#### Short task:
List every line in the entries below that contains the string "data". Case counts.

******************************

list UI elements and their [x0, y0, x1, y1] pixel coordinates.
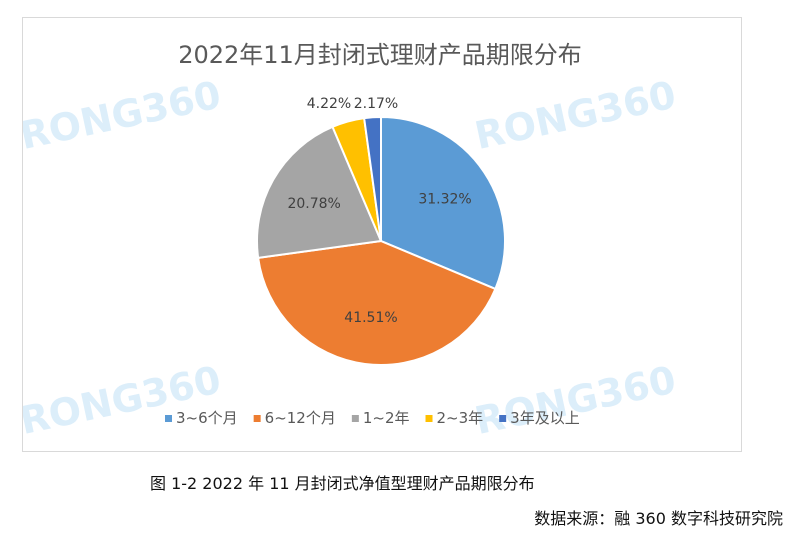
- watermark-text: RONG360: [23, 358, 225, 443]
- legend-label: 3年及以上: [510, 409, 580, 427]
- data-source: 数据来源：融 360 数字科技研究院: [534, 509, 783, 528]
- chart-frame: RONG360 RONG360 RONG360 RONG360 2022年11月封闭式…: [22, 17, 742, 452]
- pie-chart: RONG360 RONG360 RONG360 RONG360 2022年11月封闭式…: [23, 41, 680, 443]
- chart-title: 2022年11月封闭式理财产品期限分布: [178, 41, 582, 69]
- data-label: 31.32%: [418, 191, 471, 207]
- legend-swatch: [499, 415, 507, 422]
- pie-slice: [256, 125, 383, 259]
- legend: 3~6个月 6~12个月 1~2年 2~3年 3年及以上: [165, 409, 580, 427]
- data-label: 20.78%: [287, 196, 340, 212]
- legend-swatch: [165, 415, 172, 422]
- legend-label: 1~2年: [363, 409, 410, 427]
- legend-swatch: [425, 415, 433, 422]
- legend-label: 2~3年: [437, 409, 484, 427]
- watermark-text: RONG360: [23, 73, 225, 158]
- pie-slices: [256, 115, 506, 366]
- pie-slice: [363, 115, 382, 242]
- data-label: 2.17%: [354, 96, 398, 112]
- legend-label: 6~12个月: [265, 409, 336, 427]
- legend-swatch: [351, 415, 359, 422]
- data-label: 4.22%: [307, 96, 351, 112]
- legend-swatch: [253, 415, 261, 422]
- figure-caption: 图 1-2 2022 年 11 月封闭式净值型理财产品期限分布: [150, 474, 535, 493]
- pie-slice: [257, 239, 497, 366]
- legend-label: 3~6个月: [176, 409, 238, 427]
- watermark-text: RONG360: [471, 358, 680, 443]
- data-labels: 31.32% 41.51% 20.78% 4.22% 2.17%: [287, 96, 471, 326]
- watermark-text: RONG360: [471, 73, 680, 158]
- pie-slice: [380, 115, 506, 291]
- data-label: 41.51%: [344, 310, 397, 326]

******************************

#### Response to this task:
- data-source: 数据来源：融 360 数字科技研究院: [534, 509, 783, 528]
- data-label: 31.32%: [418, 191, 471, 207]
- data-label: 20.78%: [287, 196, 340, 212]
- data-label: 2.17%: [354, 96, 398, 112]
- data-label: 4.22%: [307, 96, 351, 112]
- data-labels: 31.32% 41.51% 20.78% 4.22% 2.17%: [287, 96, 471, 326]
- data-label: 41.51%: [344, 310, 397, 326]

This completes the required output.